* begin Reading passage *

# Dendrobium Joyce Kelly ‘White Queen’



## DrLeslieEe (Apr 24, 2021)

I purchased this beautiful primary spectabile (x johnsoniae) hybrid from H&R booth in 2018 as their demo plant. I gave it as a present to my OB (orchid buddy) Stan as he loves these types.

It didn’t bloom since then until he gave it a cool dry winter rest. And voila! It threw two spikes with gorgeous porcelain white twisted flowers with black maroon striping. NS = 10 cm x 7 cm

Well done Stan!





Above is current blooming.

Below is when I bought it:


----------



## SouthPark (Apr 24, 2021)

The size of each flower is awesome too - aside from the very nice shapes and patterns and colour contrast. Very nice indeed.


----------



## DrLeslieEe (Apr 24, 2021)

SouthPark said:


> The size of each flower is awesome too - aside from the very nice shapes and patterns and colour contrast. Very nice indeed.


It is one of Roy’s best and he didn’t really want to sell. But I’m pretty convincing at times lol.


----------



## Linus_Cello (Apr 24, 2021)

Me likey


----------



## SouthPark (Apr 24, 2021)

DrLeslieEe said:


> It is one of Roy’s best and he didn’t really want to sell. But I’m pretty convincing at times lol.



hahaha DLE! Nice one! This is definitely one of those cases where ----- one way or another ----- you are getting it hehehe. No is not an answer haha! Excellent how you acquired that one!


----------



## Ozpaph (Apr 25, 2021)

very eye-catching


----------



## PhragNewbie021 (Apr 25, 2021)

How long is considered a cool winter rest & under what conditions?


----------



## skirincich (Apr 25, 2021)

Makes me wonder what my Joyce Kelly x spectabile seedlings will look like in the future. Great photo!


----------



## DrLeslieEe (Apr 25, 2021)

PhragNewbie021 said:


> How long is considered a cool winter rest & under what conditions?


According to the grower, two months rest of 15C days and 10C nights. Like the nobile Dendrobiums.


----------



## DrLeslieEe (Apr 25, 2021)

skirincich said:


> Makes me wonder what my Joyce Kelly x spectabile seedlings will look like in the future. Great photo!

* end Reading passage *
* begin Raw records *

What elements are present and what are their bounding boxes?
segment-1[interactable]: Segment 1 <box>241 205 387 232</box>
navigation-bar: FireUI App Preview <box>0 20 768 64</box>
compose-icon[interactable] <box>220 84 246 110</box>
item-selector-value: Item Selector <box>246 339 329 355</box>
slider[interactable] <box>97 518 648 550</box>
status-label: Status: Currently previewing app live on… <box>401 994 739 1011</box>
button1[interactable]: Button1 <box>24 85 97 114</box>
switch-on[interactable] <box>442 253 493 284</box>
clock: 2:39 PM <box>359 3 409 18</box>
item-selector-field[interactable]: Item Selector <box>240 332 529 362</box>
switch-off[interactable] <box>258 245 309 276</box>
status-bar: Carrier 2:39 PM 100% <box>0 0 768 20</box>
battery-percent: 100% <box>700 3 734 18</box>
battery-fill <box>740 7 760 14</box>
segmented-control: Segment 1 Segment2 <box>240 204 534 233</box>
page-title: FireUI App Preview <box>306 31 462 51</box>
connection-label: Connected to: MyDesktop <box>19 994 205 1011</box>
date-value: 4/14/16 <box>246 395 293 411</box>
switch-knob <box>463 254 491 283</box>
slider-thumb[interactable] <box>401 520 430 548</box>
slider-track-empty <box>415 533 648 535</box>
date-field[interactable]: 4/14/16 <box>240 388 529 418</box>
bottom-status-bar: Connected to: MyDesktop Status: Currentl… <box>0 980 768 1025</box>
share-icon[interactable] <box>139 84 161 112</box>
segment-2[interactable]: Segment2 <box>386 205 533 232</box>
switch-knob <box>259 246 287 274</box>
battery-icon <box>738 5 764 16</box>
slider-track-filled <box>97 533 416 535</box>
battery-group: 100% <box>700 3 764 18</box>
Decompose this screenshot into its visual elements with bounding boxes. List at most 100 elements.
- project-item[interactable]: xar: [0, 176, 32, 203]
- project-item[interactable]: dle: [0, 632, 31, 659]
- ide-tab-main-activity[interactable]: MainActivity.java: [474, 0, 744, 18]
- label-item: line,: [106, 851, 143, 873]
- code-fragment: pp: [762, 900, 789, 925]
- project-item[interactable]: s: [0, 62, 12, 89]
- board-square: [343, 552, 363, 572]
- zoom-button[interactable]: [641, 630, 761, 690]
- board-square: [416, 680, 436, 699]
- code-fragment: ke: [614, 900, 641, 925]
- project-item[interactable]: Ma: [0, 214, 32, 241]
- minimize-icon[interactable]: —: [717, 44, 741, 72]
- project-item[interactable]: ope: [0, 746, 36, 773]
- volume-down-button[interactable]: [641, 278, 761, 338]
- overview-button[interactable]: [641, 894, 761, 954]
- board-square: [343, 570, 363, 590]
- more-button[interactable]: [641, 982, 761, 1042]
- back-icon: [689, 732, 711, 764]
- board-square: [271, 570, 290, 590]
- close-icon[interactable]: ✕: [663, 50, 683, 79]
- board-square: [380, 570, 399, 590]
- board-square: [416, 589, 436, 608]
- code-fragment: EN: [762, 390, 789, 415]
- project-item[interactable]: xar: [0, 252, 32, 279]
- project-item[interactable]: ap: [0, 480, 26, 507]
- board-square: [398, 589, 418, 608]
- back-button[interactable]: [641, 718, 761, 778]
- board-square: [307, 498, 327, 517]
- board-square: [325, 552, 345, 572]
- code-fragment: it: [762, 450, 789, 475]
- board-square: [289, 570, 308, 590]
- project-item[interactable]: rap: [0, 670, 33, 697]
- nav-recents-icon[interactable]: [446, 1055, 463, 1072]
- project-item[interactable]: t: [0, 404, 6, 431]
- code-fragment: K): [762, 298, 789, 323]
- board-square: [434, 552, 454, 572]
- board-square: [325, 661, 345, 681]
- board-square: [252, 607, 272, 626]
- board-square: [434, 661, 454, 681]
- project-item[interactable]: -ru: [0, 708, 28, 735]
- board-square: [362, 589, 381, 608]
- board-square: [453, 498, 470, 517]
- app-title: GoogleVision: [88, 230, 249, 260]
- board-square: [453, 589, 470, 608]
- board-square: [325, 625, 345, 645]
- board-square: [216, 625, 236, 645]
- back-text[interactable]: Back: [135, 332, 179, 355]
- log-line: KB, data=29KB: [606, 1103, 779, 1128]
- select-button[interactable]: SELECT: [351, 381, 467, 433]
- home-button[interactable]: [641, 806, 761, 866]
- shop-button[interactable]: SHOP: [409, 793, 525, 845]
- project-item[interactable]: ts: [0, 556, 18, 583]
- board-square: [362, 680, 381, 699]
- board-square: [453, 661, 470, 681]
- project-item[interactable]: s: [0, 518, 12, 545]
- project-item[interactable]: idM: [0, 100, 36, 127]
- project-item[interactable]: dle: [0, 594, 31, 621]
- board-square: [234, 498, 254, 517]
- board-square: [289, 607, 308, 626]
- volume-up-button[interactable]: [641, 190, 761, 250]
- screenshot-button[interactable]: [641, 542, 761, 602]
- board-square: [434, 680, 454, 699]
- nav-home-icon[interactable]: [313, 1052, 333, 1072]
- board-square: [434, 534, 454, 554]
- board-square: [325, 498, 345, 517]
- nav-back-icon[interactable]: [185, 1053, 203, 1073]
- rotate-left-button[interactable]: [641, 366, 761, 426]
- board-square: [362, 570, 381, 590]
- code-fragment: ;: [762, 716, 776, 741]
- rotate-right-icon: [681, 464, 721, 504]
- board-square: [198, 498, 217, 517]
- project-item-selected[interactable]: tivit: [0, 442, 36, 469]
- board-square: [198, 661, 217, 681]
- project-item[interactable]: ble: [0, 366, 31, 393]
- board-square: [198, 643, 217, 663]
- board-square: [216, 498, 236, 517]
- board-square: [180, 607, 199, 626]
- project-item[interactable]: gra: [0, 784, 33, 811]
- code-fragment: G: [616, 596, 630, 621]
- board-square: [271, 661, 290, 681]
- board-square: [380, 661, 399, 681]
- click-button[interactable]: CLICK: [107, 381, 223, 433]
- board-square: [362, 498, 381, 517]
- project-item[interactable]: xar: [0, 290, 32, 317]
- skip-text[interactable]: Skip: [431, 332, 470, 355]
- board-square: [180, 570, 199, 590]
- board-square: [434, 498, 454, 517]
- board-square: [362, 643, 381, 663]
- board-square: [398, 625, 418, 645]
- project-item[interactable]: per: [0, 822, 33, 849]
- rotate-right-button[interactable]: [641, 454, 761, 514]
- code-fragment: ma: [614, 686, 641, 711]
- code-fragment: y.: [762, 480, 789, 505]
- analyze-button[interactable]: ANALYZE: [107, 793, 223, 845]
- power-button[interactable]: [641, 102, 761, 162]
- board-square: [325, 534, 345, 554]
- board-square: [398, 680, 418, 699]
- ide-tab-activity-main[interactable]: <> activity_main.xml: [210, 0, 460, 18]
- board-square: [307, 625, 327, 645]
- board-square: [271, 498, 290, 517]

* end Raw records *

▸ Tasks for this exercise
[A] In the Dendrobium Joyce Kelly 'White Queen' thread, what day and night temperatures does the grower give for the winter rest?
[B] Using the Dendrobium Joyce Kelly 'White Queen' thread, explain what finally got the plant to bloom.

▸ Results of the tasks
[A] 15C days and 10C nights, kept for two months.

[B] The plant had not bloomed since 2018 until Stan gave it a cool, dry winter rest. After that rest it produced two spikes of white flowers with black maroon striping.